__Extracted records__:

'''

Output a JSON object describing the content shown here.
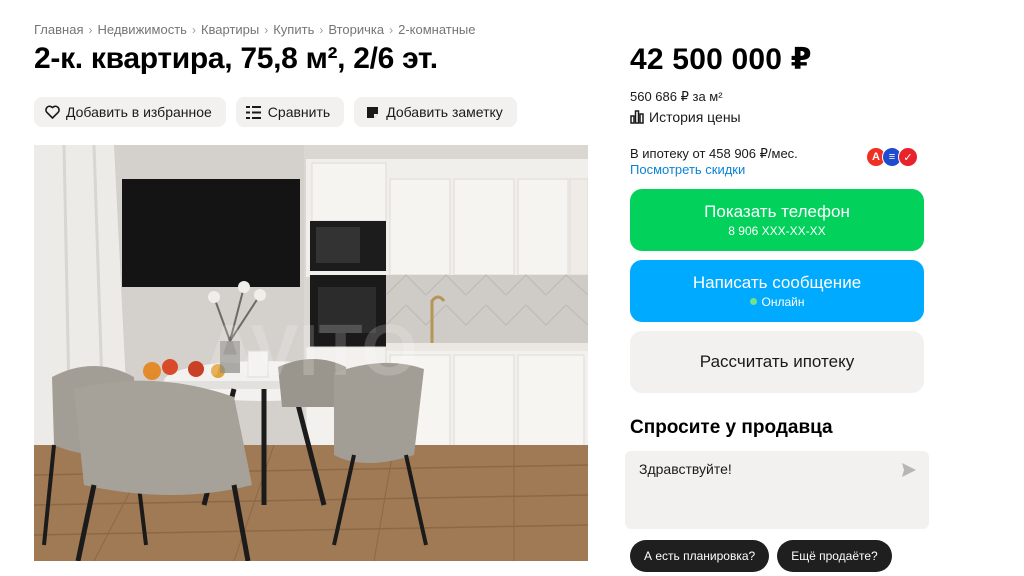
{
  "breadcrumbs": [
    "Главная",
    "Недвижимость",
    "Квартиры",
    "Купить",
    "Вторичка",
    "2-комнатные"
  ],
  "breadcrumb_separator": "›",
  "title": "2-к. квартира, 75,8 м², 2/6 эт.",
  "actions": {
    "favorite": "Добавить в избранное",
    "compare": "Сравнить",
    "note": "Добавить заметку"
  },
  "photo": {
    "description_icon": "listing-photo",
    "watermark": "AVITO"
  },
  "price": {
    "value": "42 500 000 ₽",
    "per_sqm": "560 686 ₽ за м²",
    "history_label": "История цены"
  },
  "mortgage": {
    "text": "В ипотеку от 458 906 ₽/мес.",
    "discount_link": "Посмотреть скидки",
    "banks": [
      {
        "letter": "А",
        "color": "#ef3124"
      },
      {
        "letter": "≡",
        "color": "#1f4ccf"
      },
      {
        "letter": "✓",
        "color": "#e8232b"
      }
    ]
  },
  "buttons": {
    "phone_label": "Показать телефон",
    "phone_number": "8 906 XXX-XX-XX",
    "message_label": "Написать сообщение",
    "online_status": "Онлайн",
    "mortgage_calc": "Рассчитать ипотеку"
  },
  "ask_seller": {
    "title": "Спросите у продавца",
    "input_value": "Здравствуйте!",
    "chips": [
      "А есть планировка?",
      "Ещё продаёте?"
    ]
  },
  "colors": {
    "green": "#02d15c",
    "blue": "#00aaff",
    "link": "#0a83d6",
    "light_bg": "#f2f1f0"
  }
}
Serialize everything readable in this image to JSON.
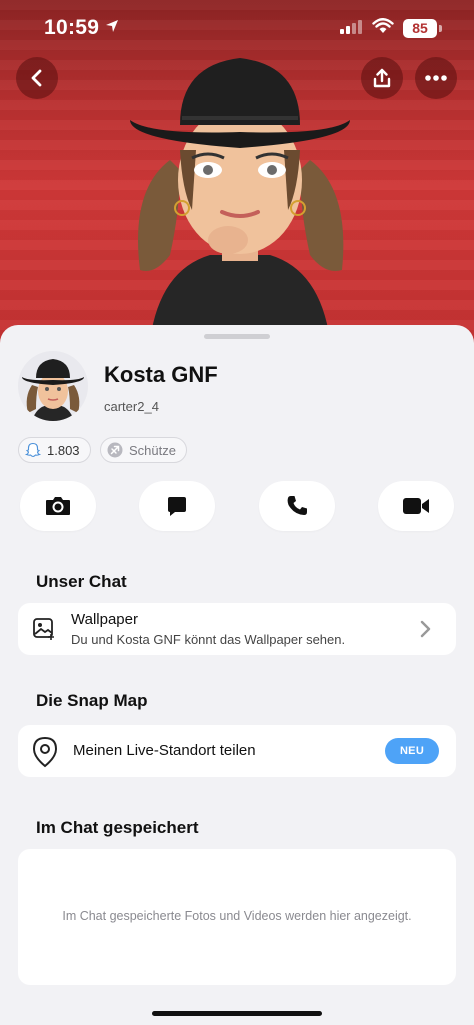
{
  "status_bar": {
    "time": "10:59",
    "battery": "85"
  },
  "profile": {
    "display_name": "Kosta GNF",
    "username": "carter2_4",
    "snap_score": "1.803",
    "zodiac": "Schütze"
  },
  "actions": [
    {
      "icon": "camera-icon"
    },
    {
      "icon": "chat-icon"
    },
    {
      "icon": "phone-icon"
    },
    {
      "icon": "video-icon"
    }
  ],
  "sections": {
    "chat": {
      "title": "Unser Chat",
      "wallpaper_title": "Wallpaper",
      "wallpaper_sub": "Du und Kosta GNF könnt das Wallpaper sehen."
    },
    "map": {
      "title": "Die Snap Map",
      "live_location": "Meinen Live-Standort teilen",
      "badge": "NEU"
    },
    "saved": {
      "title": "Im Chat gespeichert",
      "empty_text": "Im Chat gespeicherte Fotos und Videos werden hier angezeigt."
    }
  },
  "colors": {
    "hero_red": "#c53232",
    "badge_blue": "#4ea3f7",
    "sheet_bg": "#f2f2f5"
  }
}
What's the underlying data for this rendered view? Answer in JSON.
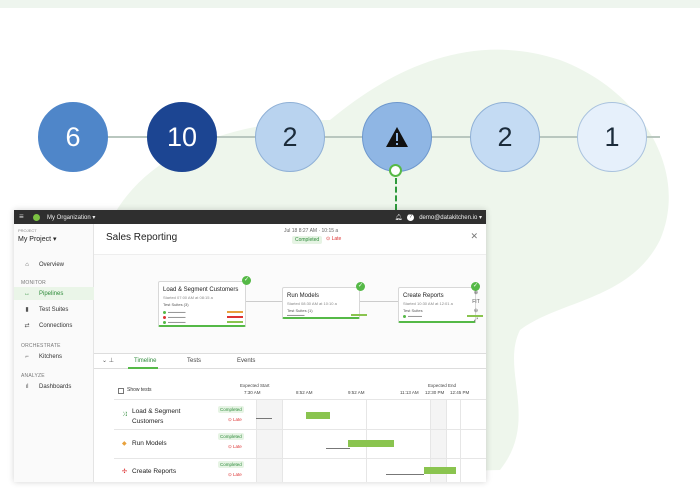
{
  "steps": [
    "6",
    "10",
    "2",
    "2",
    "1"
  ],
  "warning_icon": "warning-triangle-icon",
  "app": {
    "org_label": "My Organization",
    "user_email": "demo@datakitchen.io",
    "project_label": "PROJECT",
    "project": "My Project",
    "nav": [
      {
        "section": "",
        "items": [
          {
            "label": "Overview",
            "icon": "home-icon",
            "glyph": "⌂",
            "active": false
          }
        ]
      },
      {
        "section": "MONITOR",
        "items": [
          {
            "label": "Pipelines",
            "icon": "pipeline-icon",
            "glyph": "↔",
            "active": true
          },
          {
            "label": "Test Suites",
            "icon": "test-suite-icon",
            "glyph": "▮",
            "active": false
          },
          {
            "label": "Connections",
            "icon": "connections-icon",
            "glyph": "⇄",
            "active": false
          }
        ]
      },
      {
        "section": "ORCHESTRATE",
        "items": [
          {
            "label": "Kitchens",
            "icon": "kitchen-icon",
            "glyph": "⌐",
            "active": false
          }
        ]
      },
      {
        "section": "ANALYZE",
        "items": [
          {
            "label": "Dashboards",
            "icon": "dashboard-icon",
            "glyph": "ıl",
            "active": false
          }
        ]
      }
    ],
    "page_title": "Sales Reporting",
    "run_meta": "Jul 18 8:27 AM · 10:15 a",
    "status_completed": "Completed",
    "status_late": "Late",
    "nodes": [
      {
        "title": "Load & Segment Customers",
        "sub": "Started 07:00 AM at 08:15 a",
        "sets": "Test Suites (3)"
      },
      {
        "title": "Run Models",
        "sub": "Started 08:30 AM at 10:10 a",
        "sets": "Test Suites (1)"
      },
      {
        "title": "Create Reports",
        "sub": "Started 10:30 AM at 12:01 a",
        "sets": "Test Suites"
      }
    ],
    "zoom": {
      "zoom_in": "⊕",
      "fit": "FIT",
      "zoom_out": "⊖",
      "expand": "⤢"
    },
    "tabs": [
      "Timeline",
      "Tests",
      "Events"
    ],
    "timeline": {
      "show_tests": "Show tests",
      "expected_start": "Expected Start",
      "expected_end": "Expected End",
      "ticks": [
        "7:30 AM",
        "8:52 AM",
        "9:52 AM",
        "11:13 AM",
        "12:30 PM",
        "12:45 PM"
      ],
      "rows": [
        {
          "name_line1": "Load & Segment",
          "name_line2": "Customers",
          "status": "Completed",
          "late": "Late"
        },
        {
          "name_line1": "Run Models",
          "name_line2": "",
          "status": "Completed",
          "late": "Late"
        },
        {
          "name_line1": "Create Reports",
          "name_line2": "",
          "status": "Completed",
          "late": "Late"
        }
      ]
    }
  }
}
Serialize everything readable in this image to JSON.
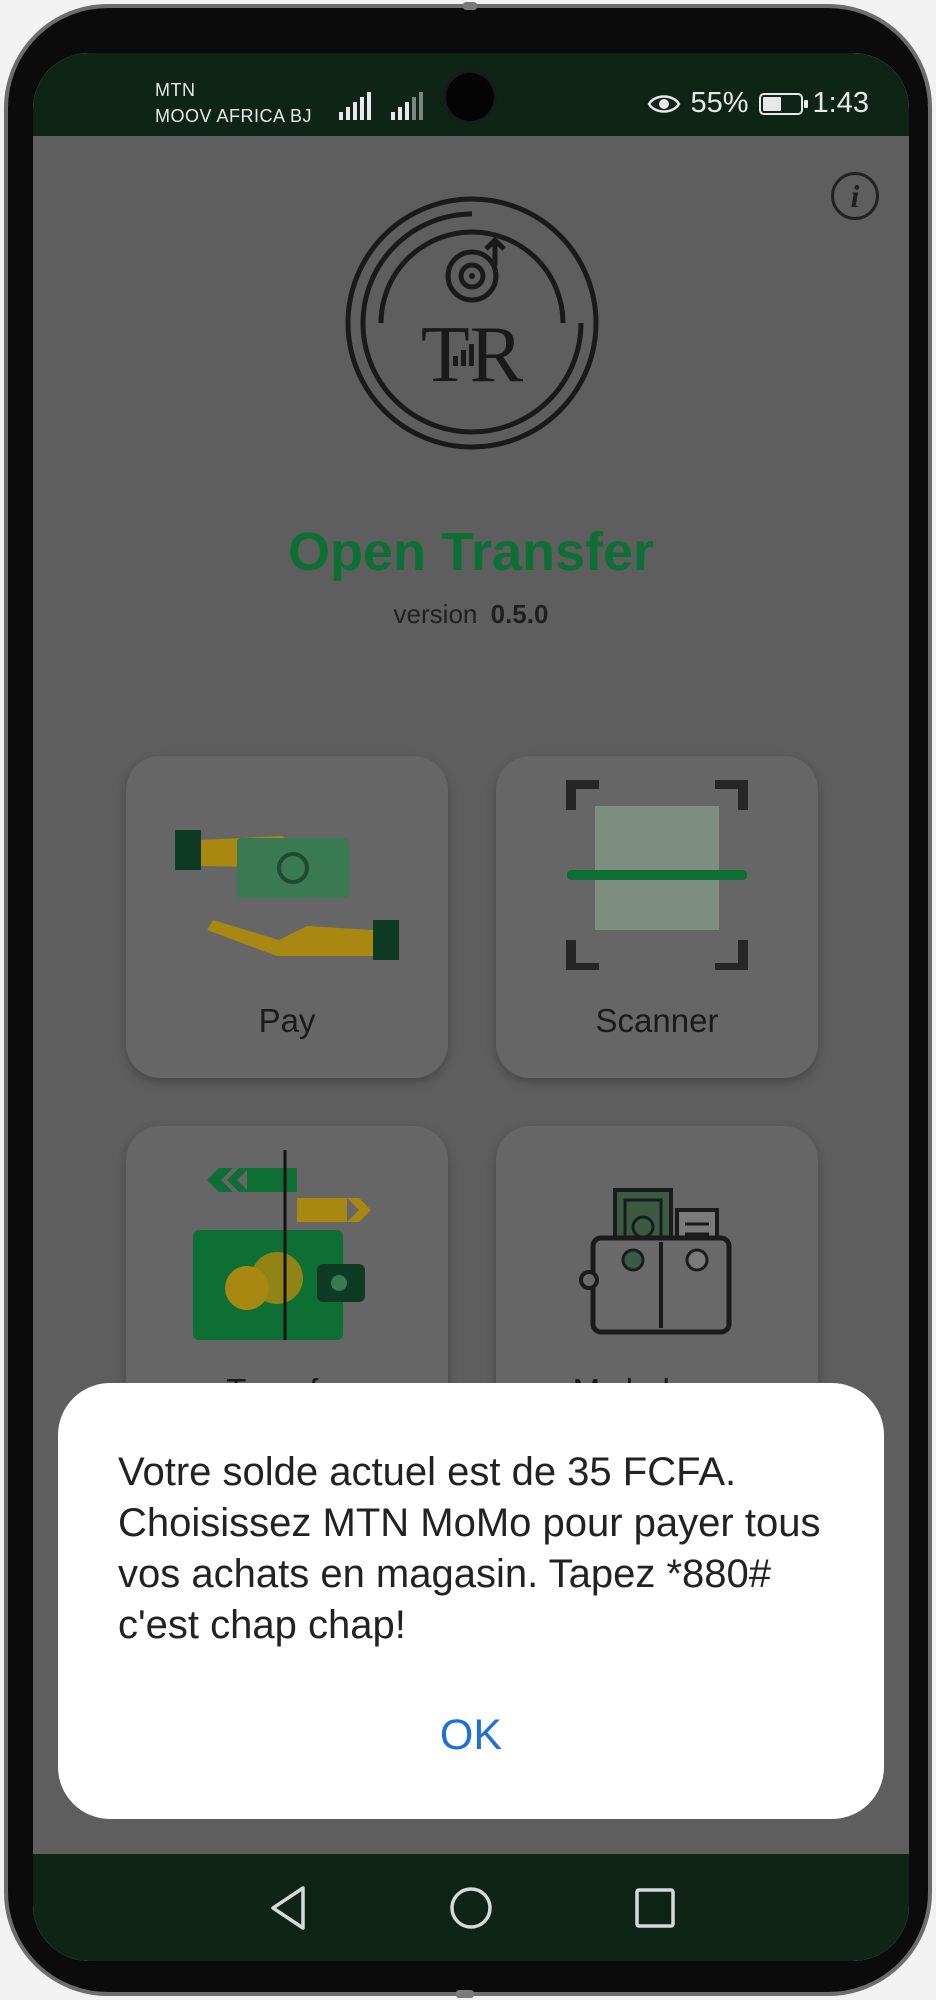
{
  "status_bar": {
    "carrier_1": "MTN",
    "carrier_2": "MOOV AFRICA BJ",
    "battery_percent": "55%",
    "battery_level": 0.55,
    "time": "1:43",
    "icons": [
      "signal-icon",
      "signal-icon",
      "eye-comfort-icon",
      "battery-icon"
    ]
  },
  "app": {
    "name": "Open Transfer",
    "version_label": "version",
    "version_number": "0.5.0",
    "logo_text": "TR",
    "info_icon": "info-icon"
  },
  "tiles": [
    {
      "label": "Pay",
      "icon": "pay-hands-money-icon"
    },
    {
      "label": "Scanner",
      "icon": "qr-scanner-icon"
    },
    {
      "label": "Transfer",
      "icon": "transfer-wallet-icon"
    },
    {
      "label": "My balance",
      "icon": "wallet-balance-icon"
    }
  ],
  "dialog": {
    "message": "Votre solde actuel est de 35 FCFA. Choisissez MTN MoMo pour payer tous vos achats en magasin. Tapez *880# c'est chap chap!",
    "ok_label": "OK"
  },
  "nav_bar": {
    "icons": [
      "back-icon",
      "home-icon",
      "recents-icon"
    ]
  },
  "colors": {
    "status_bar_bg": "#0d2416",
    "brand_green": "#0e6f35",
    "scrim_bg": "#5e5e5e",
    "ok_blue": "#1e6fd9"
  }
}
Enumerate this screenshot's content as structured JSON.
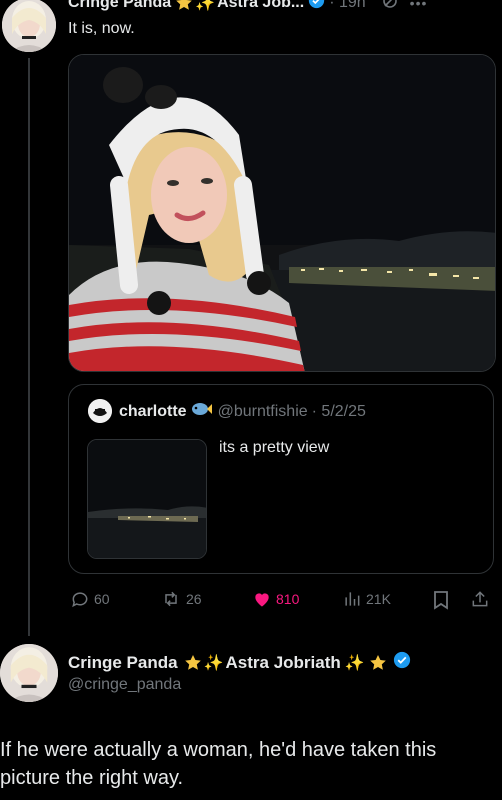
{
  "top_tweet": {
    "display_name": "Cringe Panda",
    "second_name": "Astra Job...",
    "time": "· 19h",
    "text": "It is, now."
  },
  "quoted_tweet": {
    "display_name": "charlotte",
    "handle": "@burntfishie",
    "date": "· 5/2/25",
    "text": "its a pretty view"
  },
  "actions": {
    "replies": "60",
    "retweets": "26",
    "likes": "810",
    "views": "21K"
  },
  "reply_tweet": {
    "display_name_1": "Cringe Panda",
    "display_name_2": "Astra Jobriath",
    "handle": "@cringe_panda",
    "text": "If he were actually a woman, he'd have taken this picture the right way."
  },
  "colors": {
    "background": "#000000",
    "text": "#e7e9ea",
    "muted": "#71767b",
    "like": "#f91880",
    "verified": "#1d9bf0"
  },
  "icons": [
    "sparkle-icon",
    "star-icon",
    "verified-icon",
    "more-icon",
    "grok-icon",
    "reply-icon",
    "retweet-icon",
    "heart-icon",
    "views-icon",
    "bookmark-icon",
    "share-icon"
  ]
}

'''

__TASK STATEMENT__: Restate the data above exactly, stripping out each image.

__CORRECT OUTPUT__:
Output a JSON object describing the content shown here.
{
  "breadcrumbs": [
    "Главная",
    "Недвижимость",
    "Квартиры",
    "Купить",
    "Вторичка",
    "2-комнатные"
  ],
  "breadcrumb_separator": "›",
  "title": "2-к. квартира, 75,8 м², 2/6 эт.",
  "actions": {
    "favorite": "Добавить в избранное",
    "compare": "Сравнить",
    "note": "Добавить заметку"
  },
  "photo": {
    "description_icon": "listing-photo",
    "watermark": "AVITO"
  },
  "price": {
    "value": "42 500 000 ₽",
    "per_sqm": "560 686 ₽ за м²",
    "history_label": "История цены"
  },
  "mortgage": {
    "text": "В ипотеку от 458 906 ₽/мес.",
    "discount_link": "Посмотреть скидки",
    "banks": [
      {
        "letter": "А",
        "color": "#ef3124"
      },
      {
        "letter": "≡",
        "color": "#1f4ccf"
      },
      {
        "letter": "✓",
        "color": "#e8232b"
      }
    ]
  },
  "buttons": {
    "phone_label": "Показать телефон",
    "phone_number": "8 906 XXX-XX-XX",
    "message_label": "Написать сообщение",
    "online_status": "Онлайн",
    "mortgage_calc": "Рассчитать ипотеку"
  },
  "ask_seller": {
    "title": "Спросите у продавца",
    "input_value": "Здравствуйте!",
    "chips": [
      "А есть планировка?",
      "Ещё продаёте?"
    ]
  },
  "colors": {
    "green": "#02d15c",
    "blue": "#00aaff",
    "link": "#0a83d6",
    "light_bg": "#f2f1f0"
  }
}
Serialize everything readable in this image to JSON.
{
  "status_bar": {
    "time": "10:59",
    "battery": "85"
  },
  "profile": {
    "display_name": "Kosta GNF",
    "username": "carter2_4",
    "snap_score": "1.803",
    "zodiac": "Schütze"
  },
  "actions": [
    {
      "icon": "camera-icon"
    },
    {
      "icon": "chat-icon"
    },
    {
      "icon": "phone-icon"
    },
    {
      "icon": "video-icon"
    }
  ],
  "sections": {
    "chat": {
      "title": "Unser Chat",
      "wallpaper_title": "Wallpaper",
      "wallpaper_sub": "Du und Kosta GNF könnt das Wallpaper sehen."
    },
    "map": {
      "title": "Die Snap Map",
      "live_location": "Meinen Live-Standort teilen",
      "badge": "NEU"
    },
    "saved": {
      "title": "Im Chat gespeichert",
      "empty_text": "Im Chat gespeicherte Fotos und Videos werden hier angezeigt."
    }
  },
  "colors": {
    "hero_red": "#c53232",
    "badge_blue": "#4ea3f7",
    "sheet_bg": "#f2f2f5"
  }
}
What's the underlying data for this rendered view? Answer in JSON.
{
  "steps": [
    "6",
    "10",
    "2",
    "2",
    "1"
  ],
  "warning_icon": "warning-triangle-icon",
  "app": {
    "org_label": "My Organization",
    "user_email": "demo@datakitchen.io",
    "project_label": "PROJECT",
    "project": "My Project",
    "nav": [
      {
        "section": "",
        "items": [
          {
            "label": "Overview",
            "icon": "home-icon",
            "glyph": "⌂",
            "active": false
          }
        ]
      },
      {
        "section": "MONITOR",
        "items": [
          {
            "label": "Pipelines",
            "icon": "pipeline-icon",
            "glyph": "↔",
            "active": true
          },
          {
            "label": "Test Suites",
            "icon": "test-suite-icon",
            "glyph": "▮",
            "active": false
          },
          {
            "label": "Connections",
            "icon": "connections-icon",
            "glyph": "⇄",
            "active": false
          }
        ]
      },
      {
        "section": "ORCHESTRATE",
        "items": [
          {
            "label": "Kitchens",
            "icon": "kitchen-icon",
            "glyph": "⌐",
            "active": false
          }
        ]
      },
      {
        "section": "ANALYZE",
        "items": [
          {
            "label": "Dashboards",
            "icon": "dashboard-icon",
            "glyph": "ıl",
            "active": false
          }
        ]
      }
    ],
    "page_title": "Sales Reporting",
    "run_meta": "Jul 18 8:27 AM · 10:15 a",
    "status_completed": "Completed",
    "status_late": "Late",
    "nodes": [
      {
        "title": "Load & Segment Customers",
        "sub": "Started 07:00 AM at 08:15 a",
        "sets": "Test Suites (3)"
      },
      {
        "title": "Run Models",
        "sub": "Started 08:30 AM at 10:10 a",
        "sets": "Test Suites (1)"
      },
      {
        "title": "Create Reports",
        "sub": "Started 10:30 AM at 12:01 a",
        "sets": "Test Suites"
      }
    ],
    "zoom": {
      "zoom_in": "⊕",
      "fit": "FIT",
      "zoom_out": "⊖",
      "expand": "⤢"
    },
    "tabs": [
      "Timeline",
      "Tests",
      "Events"
    ],
    "timeline": {
      "show_tests": "Show tests",
      "expected_start": "Expected Start",
      "expected_end": "Expected End",
      "ticks": [
        "7:30 AM",
        "8:52 AM",
        "9:52 AM",
        "11:13 AM",
        "12:30 PM",
        "12:45 PM"
      ],
      "rows": [
        {
          "name_line1": "Load & Segment",
          "name_line2": "Customers",
          "status": "Completed",
          "late": "Late"
        },
        {
          "name_line1": "Run Models",
          "name_line2": "",
          "status": "Completed",
          "late": "Late"
        },
        {
          "name_line1": "Create Reports",
          "name_line2": "",
          "status": "Completed",
          "late": "Late"
        }
      ]
    }
  }
}
Serialize everything readable in this image to JSON.
{
  "status_bar": {
    "carrier_1": "MTN",
    "carrier_2": "MOOV AFRICA BJ",
    "battery_percent": "55%",
    "battery_level": 0.55,
    "time": "1:43",
    "icons": [
      "signal-icon",
      "signal-icon",
      "eye-comfort-icon",
      "battery-icon"
    ]
  },
  "app": {
    "name": "Open Transfer",
    "version_label": "version",
    "version_number": "0.5.0",
    "logo_text": "TR",
    "info_icon": "info-icon"
  },
  "tiles": [
    {
      "label": "Pay",
      "icon": "pay-hands-money-icon"
    },
    {
      "label": "Scanner",
      "icon": "qr-scanner-icon"
    },
    {
      "label": "Transfer",
      "icon": "transfer-wallet-icon"
    },
    {
      "label": "My balance",
      "icon": "wallet-balance-icon"
    }
  ],
  "dialog": {
    "message": "Votre solde actuel est de 35 FCFA. Choisissez MTN MoMo pour payer tous vos achats en magasin. Tapez *880# c'est chap chap!",
    "ok_label": "OK"
  },
  "nav_bar": {
    "icons": [
      "back-icon",
      "home-icon",
      "recents-icon"
    ]
  },
  "colors": {
    "status_bar_bg": "#0d2416",
    "brand_green": "#0e6f35",
    "scrim_bg": "#5e5e5e",
    "ok_blue": "#1e6fd9"
  }
}
Enumerate this screenshot's content as structured JSON.
{
  "top_tweet": {
    "display_name": "Cringe Panda",
    "second_name": "Astra Job...",
    "time": "· 19h",
    "text": "It is, now."
  },
  "quoted_tweet": {
    "display_name": "charlotte",
    "handle": "@burntfishie",
    "date": "· 5/2/25",
    "text": "its a pretty view"
  },
  "actions": {
    "replies": "60",
    "retweets": "26",
    "likes": "810",
    "views": "21K"
  },
  "reply_tweet": {
    "display_name_1": "Cringe Panda",
    "display_name_2": "Astra Jobriath",
    "handle": "@cringe_panda",
    "text": "If he were actually a woman, he'd have taken this picture the right way."
  },
  "colors": {
    "background": "#000000",
    "text": "#e7e9ea",
    "muted": "#71767b",
    "like": "#f91880",
    "verified": "#1d9bf0"
  },
  "icons": [
    "sparkle-icon",
    "star-icon",
    "verified-icon",
    "more-icon",
    "grok-icon",
    "reply-icon",
    "retweet-icon",
    "heart-icon",
    "views-icon",
    "bookmark-icon",
    "share-icon"
  ]
}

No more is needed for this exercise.